WRITTEN EXERCISE: Retype all of the listing exactly, passing over any picture you find.

INPUT ROWS:
------------------------------------------------------------------------

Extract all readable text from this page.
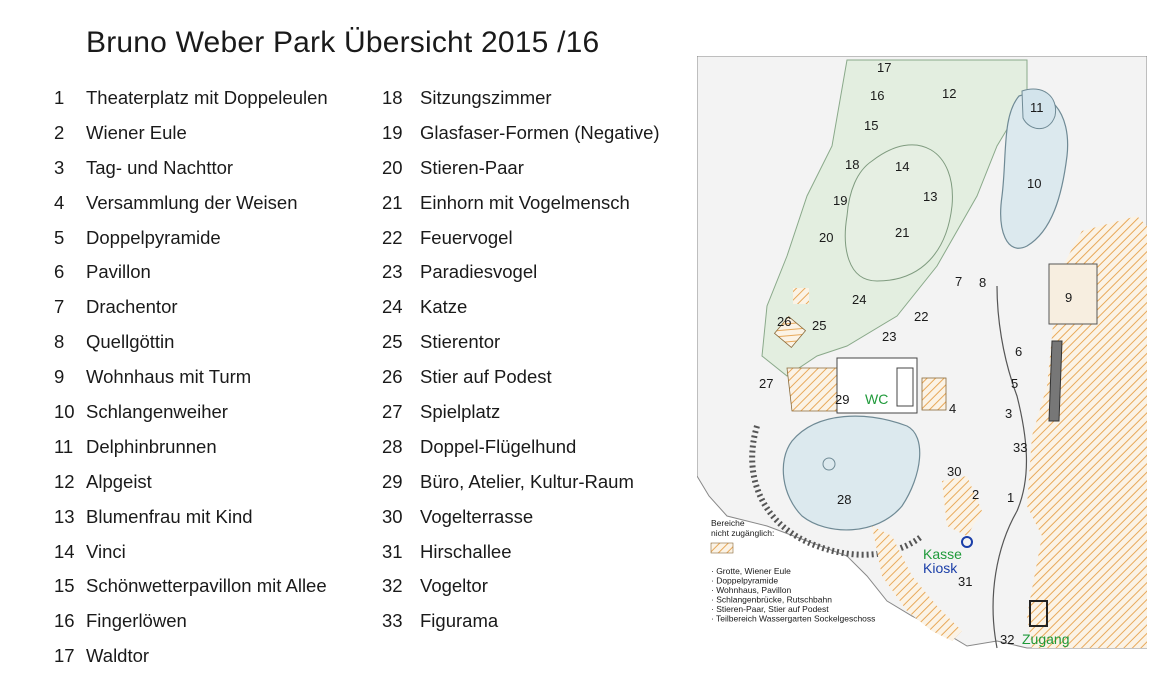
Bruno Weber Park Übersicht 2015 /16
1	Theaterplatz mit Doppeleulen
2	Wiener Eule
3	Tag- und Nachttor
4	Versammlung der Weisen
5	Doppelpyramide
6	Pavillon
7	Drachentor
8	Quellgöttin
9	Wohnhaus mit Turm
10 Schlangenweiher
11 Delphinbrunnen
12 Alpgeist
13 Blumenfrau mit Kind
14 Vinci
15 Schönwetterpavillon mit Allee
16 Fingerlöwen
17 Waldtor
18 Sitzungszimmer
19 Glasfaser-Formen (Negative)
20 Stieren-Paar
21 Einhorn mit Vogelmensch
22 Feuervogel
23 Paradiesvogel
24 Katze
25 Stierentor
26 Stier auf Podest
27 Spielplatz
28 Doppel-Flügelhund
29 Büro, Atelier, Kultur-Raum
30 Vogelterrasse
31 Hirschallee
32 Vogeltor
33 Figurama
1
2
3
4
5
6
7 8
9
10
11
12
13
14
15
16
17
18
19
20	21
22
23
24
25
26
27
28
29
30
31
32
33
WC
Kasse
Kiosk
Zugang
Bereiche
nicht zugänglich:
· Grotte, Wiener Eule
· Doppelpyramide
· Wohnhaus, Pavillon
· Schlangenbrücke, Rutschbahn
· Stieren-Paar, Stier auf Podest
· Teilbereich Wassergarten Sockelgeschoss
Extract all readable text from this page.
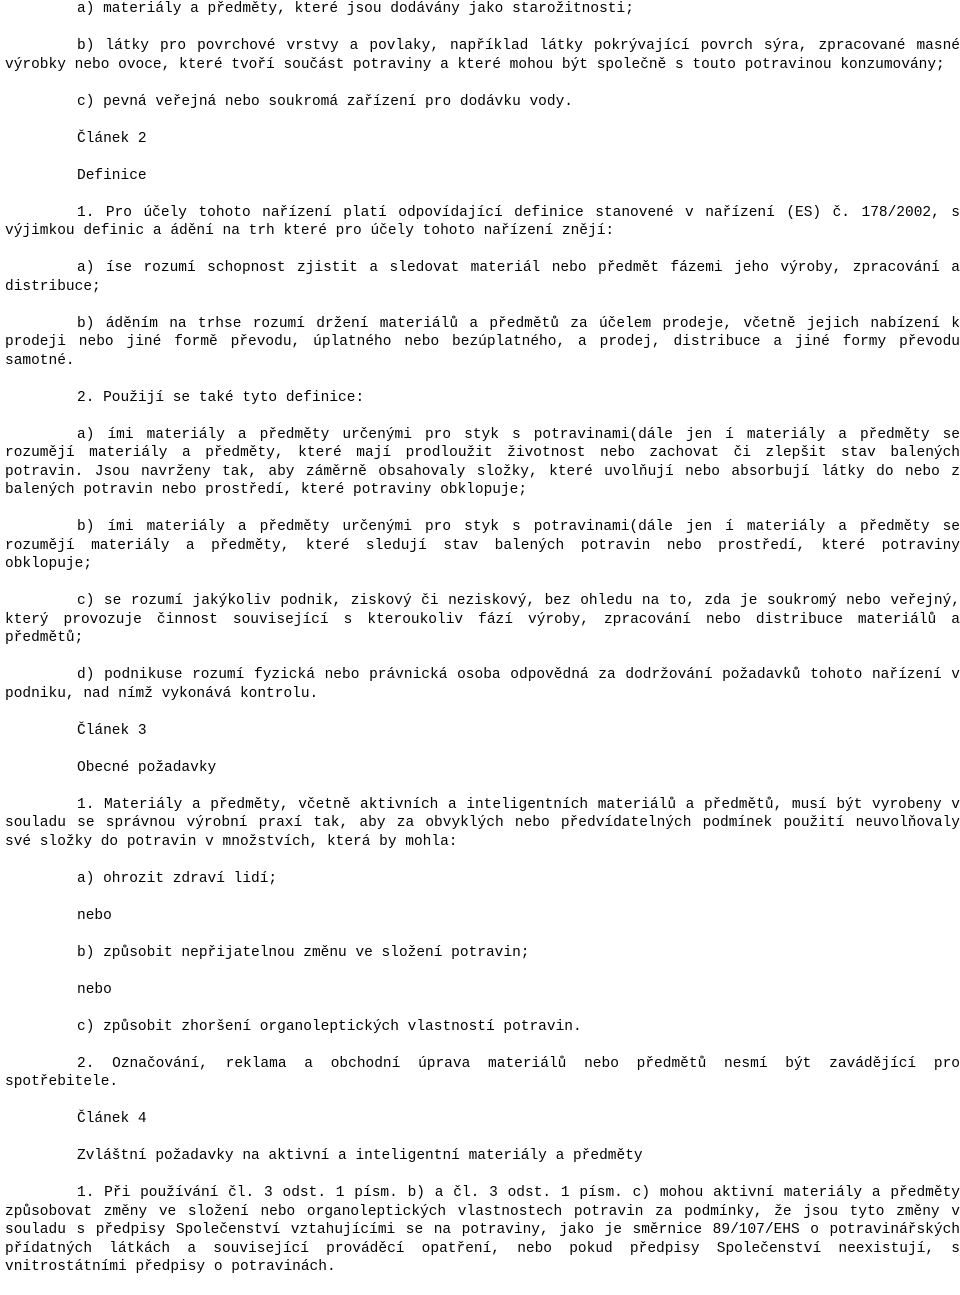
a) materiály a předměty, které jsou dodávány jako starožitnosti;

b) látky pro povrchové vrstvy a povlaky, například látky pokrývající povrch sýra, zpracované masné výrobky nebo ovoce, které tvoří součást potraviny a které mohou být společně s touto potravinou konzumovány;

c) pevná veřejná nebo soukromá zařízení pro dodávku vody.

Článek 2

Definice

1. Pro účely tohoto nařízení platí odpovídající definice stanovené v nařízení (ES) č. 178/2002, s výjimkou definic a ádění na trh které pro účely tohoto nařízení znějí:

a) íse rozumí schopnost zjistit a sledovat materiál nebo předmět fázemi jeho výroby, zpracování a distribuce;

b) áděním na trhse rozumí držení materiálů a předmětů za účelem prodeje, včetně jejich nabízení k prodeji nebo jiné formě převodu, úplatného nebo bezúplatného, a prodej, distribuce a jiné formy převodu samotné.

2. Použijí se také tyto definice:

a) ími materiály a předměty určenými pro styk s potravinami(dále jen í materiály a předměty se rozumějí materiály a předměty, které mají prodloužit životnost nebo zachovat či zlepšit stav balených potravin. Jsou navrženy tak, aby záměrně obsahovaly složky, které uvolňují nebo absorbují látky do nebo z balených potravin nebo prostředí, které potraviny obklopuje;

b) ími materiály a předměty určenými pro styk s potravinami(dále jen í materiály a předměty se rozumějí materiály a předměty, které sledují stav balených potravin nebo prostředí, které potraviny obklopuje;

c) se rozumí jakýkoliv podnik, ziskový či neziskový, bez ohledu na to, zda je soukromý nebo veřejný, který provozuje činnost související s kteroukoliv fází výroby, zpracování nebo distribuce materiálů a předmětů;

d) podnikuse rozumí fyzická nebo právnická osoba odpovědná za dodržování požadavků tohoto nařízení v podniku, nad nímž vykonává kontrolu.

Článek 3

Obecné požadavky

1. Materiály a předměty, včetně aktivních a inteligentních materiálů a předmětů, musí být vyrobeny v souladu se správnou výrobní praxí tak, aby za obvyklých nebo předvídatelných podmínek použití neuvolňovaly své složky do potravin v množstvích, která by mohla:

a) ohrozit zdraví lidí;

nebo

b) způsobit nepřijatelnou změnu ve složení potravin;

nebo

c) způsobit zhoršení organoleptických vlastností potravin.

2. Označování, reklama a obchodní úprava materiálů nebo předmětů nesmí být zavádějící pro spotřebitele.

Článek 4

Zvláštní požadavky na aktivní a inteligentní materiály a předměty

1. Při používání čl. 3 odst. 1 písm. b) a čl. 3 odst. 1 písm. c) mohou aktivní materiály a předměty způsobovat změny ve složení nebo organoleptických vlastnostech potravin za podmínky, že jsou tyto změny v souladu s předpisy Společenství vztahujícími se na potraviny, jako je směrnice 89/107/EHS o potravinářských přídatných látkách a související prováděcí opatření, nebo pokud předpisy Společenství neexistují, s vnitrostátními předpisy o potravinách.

------------------------------------------------------------------------

SOLUTION TO THE EXERCISE:
Extract all readable text from this page.
Bruno Weber Park Übersicht 2015 /16
1	Theaterplatz mit Doppeleulen
2	Wiener Eule
3	Tag- und Nachttor
4	Versammlung der Weisen
5	Doppelpyramide
6	Pavillon
7	Drachentor
8	Quellgöttin
9	Wohnhaus mit Turm
10 Schlangenweiher
11 Delphinbrunnen
12 Alpgeist
13 Blumenfrau mit Kind
14 Vinci
15 Schönwetterpavillon mit Allee
16 Fingerlöwen
17 Waldtor
18 Sitzungszimmer
19 Glasfaser-Formen (Negative)
20 Stieren-Paar
21 Einhorn mit Vogelmensch
22 Feuervogel
23 Paradiesvogel
24 Katze
25 Stierentor
26 Stier auf Podest
27 Spielplatz
28 Doppel-Flügelhund
29 Büro, Atelier, Kultur-Raum
30 Vogelterrasse
31 Hirschallee
32 Vogeltor
33 Figurama
1
2
3
4
5
6
7 8
9
10
11
12
13
14
15
16
17
18
19
20	21
22
23
24
25
26
27
28
29
30
31
32
33
WC
Kasse
Kiosk
Zugang
Bereiche
nicht zugänglich:
· Grotte, Wiener Eule
· Doppelpyramide
· Wohnhaus, Pavillon
· Schlangenbrücke, Rutschbahn
· Stieren-Paar, Stier auf Podest
· Teilbereich Wassergarten Sockelgeschoss
Extract all readable text from this page.
a) materiály a předměty, které jsou dodávány jako starožitnosti;

b) látky pro povrchové vrstvy a povlaky, například látky pokrývající povrch sýra, zpracované masné výrobky nebo ovoce, které tvoří součást potraviny a které mohou být společně s touto potravinou konzumovány;

c) pevná veřejná nebo soukromá zařízení pro dodávku vody.

Článek 2

Definice

1. Pro účely tohoto nařízení platí odpovídající definice stanovené v nařízení (ES) č. 178/2002, s výjimkou definic a ádění na trh které pro účely tohoto nařízení znějí:

a) íse rozumí schopnost zjistit a sledovat materiál nebo předmět fázemi jeho výroby, zpracování a distribuce;

b) áděním na trhse rozumí držení materiálů a předmětů za účelem prodeje, včetně jejich nabízení k prodeji nebo jiné formě převodu, úplatného nebo bezúplatného, a prodej, distribuce a jiné formy převodu samotné.

2. Použijí se také tyto definice:

a) ími materiály a předměty určenými pro styk s potravinami(dále jen í materiály a předměty se rozumějí materiály a předměty, které mají prodloužit životnost nebo zachovat či zlepšit stav balených potravin. Jsou navrženy tak, aby záměrně obsahovaly složky, které uvolňují nebo absorbují látky do nebo z balených potravin nebo prostředí, které potraviny obklopuje;

b) ími materiály a předměty určenými pro styk s potravinami(dále jen í materiály a předměty se rozumějí materiály a předměty, které sledují stav balených potravin nebo prostředí, které potraviny obklopuje;

c) se rozumí jakýkoliv podnik, ziskový či neziskový, bez ohledu na to, zda je soukromý nebo veřejný, který provozuje činnost související s kteroukoliv fází výroby, zpracování nebo distribuce materiálů a předmětů;

d) podnikuse rozumí fyzická nebo právnická osoba odpovědná za dodržování požadavků tohoto nařízení v podniku, nad nímž vykonává kontrolu.

Článek 3

Obecné požadavky

1. Materiály a předměty, včetně aktivních a inteligentních materiálů a předmětů, musí být vyrobeny v souladu se správnou výrobní praxí tak, aby za obvyklých nebo předvídatelných podmínek použití neuvolňovaly své složky do potravin v množstvích, která by mohla:

a) ohrozit zdraví lidí;

nebo

b) způsobit nepřijatelnou změnu ve složení potravin;

nebo

c) způsobit zhoršení organoleptických vlastností potravin.

2. Označování, reklama a obchodní úprava materiálů nebo předmětů nesmí být zavádějící pro spotřebitele.

Článek 4

Zvláštní požadavky na aktivní a inteligentní materiály a předměty

1. Při používání čl. 3 odst. 1 písm. b) a čl. 3 odst. 1 písm. c) mohou aktivní materiály a předměty způsobovat změny ve složení nebo organoleptických vlastnostech potravin za podmínky, že jsou tyto změny v souladu s předpisy Společenství vztahujícími se na potraviny, jako je směrnice 89/107/EHS o potravinářských přídatných látkách a související prováděcí opatření, nebo pokud předpisy Společenství neexistují, s vnitrostátními předpisy o potravinách.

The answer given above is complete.